### Records

• • • •

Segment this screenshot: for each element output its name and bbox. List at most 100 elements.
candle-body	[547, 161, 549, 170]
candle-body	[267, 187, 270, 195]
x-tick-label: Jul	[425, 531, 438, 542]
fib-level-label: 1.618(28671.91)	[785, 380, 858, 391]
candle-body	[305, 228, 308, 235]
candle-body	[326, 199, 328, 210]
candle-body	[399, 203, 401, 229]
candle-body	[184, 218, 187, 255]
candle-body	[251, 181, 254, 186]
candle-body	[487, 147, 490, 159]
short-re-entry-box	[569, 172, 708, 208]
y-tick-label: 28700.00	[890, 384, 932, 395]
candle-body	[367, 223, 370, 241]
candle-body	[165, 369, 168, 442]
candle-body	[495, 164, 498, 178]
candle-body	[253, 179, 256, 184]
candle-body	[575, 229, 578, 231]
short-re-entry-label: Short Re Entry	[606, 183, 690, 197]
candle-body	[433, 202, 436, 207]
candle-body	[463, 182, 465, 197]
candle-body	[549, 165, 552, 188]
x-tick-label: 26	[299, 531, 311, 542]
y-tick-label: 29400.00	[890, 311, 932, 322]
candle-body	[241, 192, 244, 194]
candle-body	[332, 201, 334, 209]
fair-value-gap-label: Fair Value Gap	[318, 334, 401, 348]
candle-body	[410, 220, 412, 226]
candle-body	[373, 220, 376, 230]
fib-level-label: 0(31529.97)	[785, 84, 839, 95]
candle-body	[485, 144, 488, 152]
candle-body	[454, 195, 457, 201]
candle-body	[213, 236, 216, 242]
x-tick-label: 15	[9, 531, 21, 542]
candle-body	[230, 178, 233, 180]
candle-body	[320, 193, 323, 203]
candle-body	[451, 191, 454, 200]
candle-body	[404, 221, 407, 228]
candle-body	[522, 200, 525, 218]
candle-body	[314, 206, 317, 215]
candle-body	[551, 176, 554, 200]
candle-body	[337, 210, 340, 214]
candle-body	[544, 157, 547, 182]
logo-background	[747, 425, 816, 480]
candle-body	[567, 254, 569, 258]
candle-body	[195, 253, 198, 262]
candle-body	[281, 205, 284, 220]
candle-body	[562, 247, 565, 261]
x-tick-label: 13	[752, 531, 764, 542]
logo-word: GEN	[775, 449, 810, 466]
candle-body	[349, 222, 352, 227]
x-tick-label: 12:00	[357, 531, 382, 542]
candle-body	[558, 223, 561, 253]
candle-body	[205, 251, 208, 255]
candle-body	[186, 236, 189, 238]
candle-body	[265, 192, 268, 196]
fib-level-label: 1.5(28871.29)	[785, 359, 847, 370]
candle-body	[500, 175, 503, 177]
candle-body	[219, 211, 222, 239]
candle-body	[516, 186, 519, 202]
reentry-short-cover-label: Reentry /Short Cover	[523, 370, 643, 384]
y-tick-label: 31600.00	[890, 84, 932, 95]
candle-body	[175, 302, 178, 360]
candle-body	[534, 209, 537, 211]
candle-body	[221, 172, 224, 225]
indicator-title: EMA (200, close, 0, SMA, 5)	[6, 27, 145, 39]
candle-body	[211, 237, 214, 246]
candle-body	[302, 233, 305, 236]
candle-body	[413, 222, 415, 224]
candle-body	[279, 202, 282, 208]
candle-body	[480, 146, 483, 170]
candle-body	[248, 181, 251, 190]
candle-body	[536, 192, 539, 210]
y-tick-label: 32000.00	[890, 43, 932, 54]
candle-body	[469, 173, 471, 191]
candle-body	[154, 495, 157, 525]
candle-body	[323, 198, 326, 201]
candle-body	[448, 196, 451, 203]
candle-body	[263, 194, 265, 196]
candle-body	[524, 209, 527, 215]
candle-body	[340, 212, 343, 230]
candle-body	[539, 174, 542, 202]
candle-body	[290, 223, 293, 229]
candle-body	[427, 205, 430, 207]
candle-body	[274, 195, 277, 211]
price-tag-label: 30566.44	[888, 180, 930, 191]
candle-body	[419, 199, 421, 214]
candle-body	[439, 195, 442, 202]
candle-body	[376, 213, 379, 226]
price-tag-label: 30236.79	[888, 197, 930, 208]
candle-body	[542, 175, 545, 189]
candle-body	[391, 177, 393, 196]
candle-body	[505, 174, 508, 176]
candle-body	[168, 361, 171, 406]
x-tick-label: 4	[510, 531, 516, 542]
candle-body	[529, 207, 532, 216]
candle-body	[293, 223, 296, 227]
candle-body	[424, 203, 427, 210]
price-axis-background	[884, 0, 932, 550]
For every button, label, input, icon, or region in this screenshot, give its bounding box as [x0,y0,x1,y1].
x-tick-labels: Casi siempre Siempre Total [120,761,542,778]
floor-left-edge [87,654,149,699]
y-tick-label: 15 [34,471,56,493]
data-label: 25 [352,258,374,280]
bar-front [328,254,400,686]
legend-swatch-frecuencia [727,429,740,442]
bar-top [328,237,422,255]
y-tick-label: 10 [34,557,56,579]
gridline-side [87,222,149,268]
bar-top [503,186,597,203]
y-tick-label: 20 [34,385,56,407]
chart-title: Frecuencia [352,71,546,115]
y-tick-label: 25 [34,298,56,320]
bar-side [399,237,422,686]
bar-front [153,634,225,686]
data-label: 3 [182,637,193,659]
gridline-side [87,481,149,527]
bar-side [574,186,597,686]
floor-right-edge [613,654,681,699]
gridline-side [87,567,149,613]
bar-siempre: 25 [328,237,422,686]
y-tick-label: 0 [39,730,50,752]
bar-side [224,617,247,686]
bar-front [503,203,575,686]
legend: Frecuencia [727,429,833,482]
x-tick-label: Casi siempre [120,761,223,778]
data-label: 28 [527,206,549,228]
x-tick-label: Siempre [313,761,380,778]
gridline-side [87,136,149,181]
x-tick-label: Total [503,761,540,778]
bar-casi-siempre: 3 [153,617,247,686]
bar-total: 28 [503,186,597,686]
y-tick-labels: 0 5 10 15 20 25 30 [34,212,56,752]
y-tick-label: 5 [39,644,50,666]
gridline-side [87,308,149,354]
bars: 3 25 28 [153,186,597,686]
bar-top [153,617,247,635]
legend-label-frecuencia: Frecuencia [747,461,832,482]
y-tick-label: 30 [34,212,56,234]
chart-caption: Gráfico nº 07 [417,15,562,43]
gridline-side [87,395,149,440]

• • • •

### Directions
Recast every line of the records above as a two-column Markdown table headed Row and Record line, numbering the rows in order and leaving out any blank lines.

### Finished exercise
| Row | Record line |
|---|---|
| 1 | Segment this screenshot: for each element output its name and bbox. List at most 100 elements. |
| 2 | candle-body	[547, 161, 549, 170] |
| 3 | candle-body	[267, 187, 270, 195] |
| 4 | x-tick-label: Jul	[425, 531, 438, 542] |
| 5 | fib-level-label: 1.618(28671.91)	[785, 380, 858, 391] |
| 6 | candle-body	[305, 228, 308, 235] |
| 7 | candle-body	[326, 199, 328, 210] |
| 8 | candle-body	[399, 203, 401, 229] |
| 9 | candle-body	[184, 218, 187, 255] |
| 10 | candle-body	[251, 181, 254, 186] |
| 11 | candle-body	[487, 147, 490, 159] |
| 12 | short-re-entry-box	[569, 172, 708, 208] |
| 13 | y-tick-label: 28700.00	[890, 384, 932, 395] |
| 14 | candle-body	[367, 223, 370, 241] |
| 15 | candle-body	[165, 369, 168, 442] |
| 16 | candle-body	[495, 164, 498, 178] |
| 17 | candle-body	[253, 179, 256, 184] |
| 18 | candle-body	[575, 229, 578, 231] |
| 19 | short-re-entry-label: Short Re Entry	[606, 183, 690, 197] |
| 20 | candle-body	[433, 202, 436, 207] |
| 21 | candle-body	[463, 182, 465, 197] |
| 22 | candle-body	[549, 165, 552, 188] |
| 23 | x-tick-label: 26	[299, 531, 311, 542] |
| 24 | y-tick-label: 29400.00	[890, 311, 932, 322] |
| 25 | candle-body	[241, 192, 244, 194] |
| 26 | candle-body	[332, 201, 334, 209] |
| 27 | fair-value-gap-label: Fair Value Gap	[318, 334, 401, 348] |
| 28 | candle-body	[410, 220, 412, 226] |
| 29 | candle-body	[373, 220, 376, 230] |
| 30 | fib-level-label: 0(31529.97)	[785, 84, 839, 95] |
| 31 | candle-body	[485, 144, 488, 152] |
| 32 | candle-body	[454, 195, 457, 201] |
| 33 | candle-body	[213, 236, 216, 242] |
| 34 | x-tick-label: 15	[9, 531, 21, 542] |
| 35 | candle-body	[230, 178, 233, 180] |
| 36 | candle-body	[320, 193, 323, 203] |
| 37 | candle-body	[451, 191, 454, 200] |
| 38 | candle-body	[404, 221, 407, 228] |
| 39 | candle-body	[522, 200, 525, 218] |
| 40 | candle-body	[314, 206, 317, 215] |
| 41 | candle-body	[551, 176, 554, 200] |
| 42 | candle-body	[337, 210, 340, 214] |
| 43 | candle-body	[544, 157, 547, 182] |
| 44 | logo-background	[747, 425, 816, 480] |
| 45 | candle-body	[567, 254, 569, 258] |
| 46 | candle-body	[195, 253, 198, 262] |
| 47 | candle-body	[281, 205, 284, 220] |
| 48 | candle-body	[562, 247, 565, 261] |
| 49 | x-tick-label: 13	[752, 531, 764, 542] |
| 50 | logo-word: GEN	[775, 449, 810, 466] |
| 51 | candle-body	[349, 222, 352, 227] |
| 52 | x-tick-label: 12:00	[357, 531, 382, 542] |
| 53 | candle-body	[558, 223, 561, 253] |
| 54 | candle-body	[205, 251, 208, 255] |
| 55 | candle-body	[186, 236, 189, 238] |
| 56 | candle-body	[265, 192, 268, 196] |
| 57 | fib-level-label: 1.5(28871.29)	[785, 359, 847, 370] |
| 58 | candle-body	[500, 175, 503, 177] |
| 59 | candle-body	[219, 211, 222, 239] |
| 60 | candle-body	[516, 186, 519, 202] |
| 61 | reentry-short-cover-label: Reentry /Short Cover	[523, 370, 643, 384] |
| 62 | y-tick-label: 31600.00	[890, 84, 932, 95] |
| 63 | candle-body	[175, 302, 178, 360] |
| 64 | candle-body	[534, 209, 537, 211] |
| 65 | candle-body	[221, 172, 224, 225] |
| 66 | indicator-title: EMA (200, close, 0, SMA, 5)	[6, 27, 145, 39] |
| 67 | candle-body	[211, 237, 214, 246] |
| 68 | candle-body	[302, 233, 305, 236] |
| 69 | candle-body	[413, 222, 415, 224] |
| 70 | candle-body	[279, 202, 282, 208] |
| 71 | candle-body	[480, 146, 483, 170] |
| 72 | candle-body	[248, 181, 251, 190] |
| 73 | candle-body	[536, 192, 539, 210] |
| 74 | y-tick-label: 32000.00	[890, 43, 932, 54] |
| 75 | candle-body	[469, 173, 471, 191] |
| 76 | candle-body	[154, 495, 157, 525] |
| 77 | candle-body	[323, 198, 326, 201] |
| 78 | candle-body	[448, 196, 451, 203] |
| 79 | candle-body	[263, 194, 265, 196] |
| 80 | candle-body	[524, 209, 527, 215] |
| 81 | candle-body	[340, 212, 343, 230] |
| 82 | candle-body	[539, 174, 542, 202] |
| 83 | candle-body	[290, 223, 293, 229] |
| 84 | candle-body	[427, 205, 430, 207] |
| 85 | candle-body	[274, 195, 277, 211] |
| 86 | price-tag-label: 30566.44	[888, 180, 930, 191] |
| 87 | candle-body	[419, 199, 421, 214] |
| 88 | candle-body	[439, 195, 442, 202] |
| 89 | candle-body	[376, 213, 379, 226] |
| 90 | price-tag-label: 30236.79	[888, 197, 930, 208] |
| 91 | candle-body	[542, 175, 545, 189] |
| 92 | candle-body	[391, 177, 393, 196] |
| 93 | candle-body	[505, 174, 508, 176] |
| 94 | candle-body	[168, 361, 171, 406] |
| 95 | x-tick-label: 4	[510, 531, 516, 542] |
| 96 | candle-body	[529, 207, 532, 216] |
| 97 | candle-body	[293, 223, 296, 227] |
| 98 | candle-body	[424, 203, 427, 210] |
| 99 | price-axis-background	[884, 0, 932, 550] |
| 100 | For every button, label, input, icon, or region in this screenshot, give its bounding box as [x0,y0,x1,y1]. |
| 101 | x-tick-labels: Casi siempre Siempre Total [120,761,542,778] |
| 102 | floor-left-edge [87,654,149,699] |
| 103 | y-tick-label: 15 [34,471,56,493] |
| 104 | data-label: 25 [352,258,374,280] |
| 105 | bar-front [328,254,400,686] |
| 106 | legend-swatch-frecuencia [727,429,740,442] |
| 107 | bar-top [328,237,422,255] |
| 108 | y-tick-label: 10 [34,557,56,579] |
| 109 | gridline-side [87,222,149,268] |
| 110 | bar-top [503,186,597,203] |
| 111 | y-tick-label: 20 [34,385,56,407] |
| 112 | chart-title: Frecuencia [352,71,546,115] |
| 113 | y-tick-label: 25 [34,298,56,320] |
| 114 | bar-side [399,237,422,686] |
| 115 | bar-front [153,634,225,686] |
| 116 | data-label: 3 [182,637,193,659] |
| 117 | gridline-side [87,481,149,527] |
| 118 | bar-side [574,186,597,686] |
| 119 | floor-right-edge [613,654,681,699] |
| 120 | gridline-side [87,567,149,613] |
| 121 | bar-siempre: 25 [328,237,422,686] |
| 122 | y-tick-label: 0 [39,730,50,752] |
| 123 | bar-side [224,617,247,686] |
| 124 | bar-front [503,203,575,686] |
| 125 | legend: Frecuencia [727,429,833,482] |
| 126 | x-tick-label: Casi siempre [120,761,223,778] |
| 127 | data-label: 28 [527,206,549,228] |
| 128 | x-tick-label: Siempre [313,761,380,778] |
| 129 | gridline-side [87,136,149,181] |
| 130 | x-tick-label: Total [503,761,540,778] |
| 131 | bar-casi-siempre: 3 [153,617,247,686] |
| 132 | bar-total: 28 [503,186,597,686] |
| 133 | y-tick-labels: 0 5 10 15 20 25 30 [34,212,56,752] |
| 134 | y-tick-label: 5 [39,644,50,666] |
| 135 | gridline-side [87,308,149,354] |
| 136 | bars: 3 25 28 [153,186,597,686] |
| 137 | bar-top [153,617,247,635] |
| 138 | legend-label-frecuencia: Frecuencia [747,461,832,482] |
| 139 | y-tick-label: 30 [34,212,56,234] |
| 140 | chart-caption: Gráfico nº 07 [417,15,562,43] |
| 141 | gridline-side [87,395,149,440] |